++++ Available records ++++

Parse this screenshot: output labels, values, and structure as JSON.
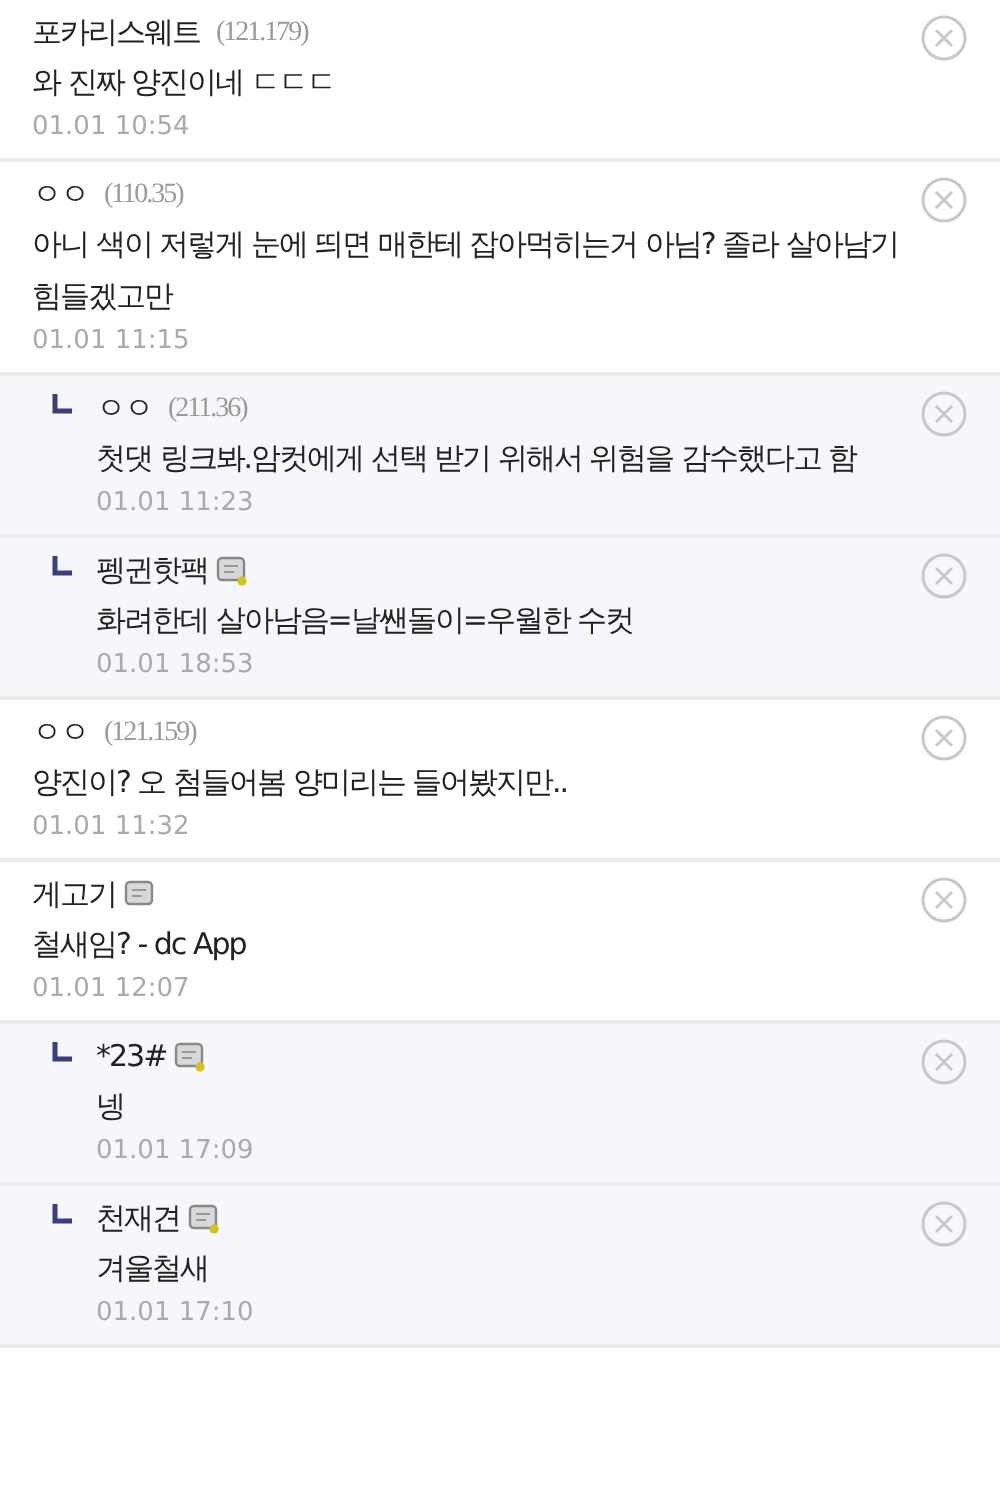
{
  "comments": [
    {
      "kind": "comment",
      "name": "포카리스웨트",
      "ip": "(121.179)",
      "text": "와 진짜 양진이네 ㄷㄷㄷ",
      "time": "01.01 10:54"
    },
    {
      "kind": "comment",
      "name": "ㅇㅇ",
      "ip": "(110.35)",
      "text": "아니 색이 저렇게 눈에 띄면 매한테 잡아먹히는거 아님? 졸라 살아남기 힘들겠고만",
      "time": "01.01 11:15"
    },
    {
      "kind": "reply",
      "name": "ㅇㅇ",
      "ip": "(211.36)",
      "text": "첫댓 링크봐.암컷에게 선택 받기 위해서 위험을 감수했다고 함",
      "time": "01.01 11:23"
    },
    {
      "kind": "reply",
      "name": "펭귄핫팩",
      "gallery_icon": true,
      "icon_dot": true,
      "text": "화려한데 살아남음=날쌘돌이=우월한 수컷",
      "time": "01.01 18:53"
    },
    {
      "kind": "comment",
      "name": "ㅇㅇ",
      "ip": "(121.159)",
      "text": "양진이? 오 첨들어봄 양미리는 들어봤지만..",
      "time": "01.01 11:32"
    },
    {
      "kind": "comment",
      "name": "게고기",
      "gallery_icon": true,
      "icon_dot": false,
      "text": "철새임? - dc App",
      "time": "01.01 12:07"
    },
    {
      "kind": "reply",
      "name": "*23#",
      "gallery_icon": true,
      "icon_dot": true,
      "text": "넹",
      "time": "01.01 17:09"
    },
    {
      "kind": "reply",
      "name": "천재견",
      "gallery_icon": true,
      "icon_dot": true,
      "text": "겨울철새",
      "time": "01.01 17:10"
    }
  ]
}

++++

Scan the records above for the string "name", then select every line that holds it.

      "name": "포카리스웨트",
      "name": "ㅇㅇ",
      "name": "ㅇㅇ",
      "name": "펭귄핫팩",
      "name": "ㅇㅇ",
      "name": "게고기",
      "name": "*23#",
      "name": "천재견",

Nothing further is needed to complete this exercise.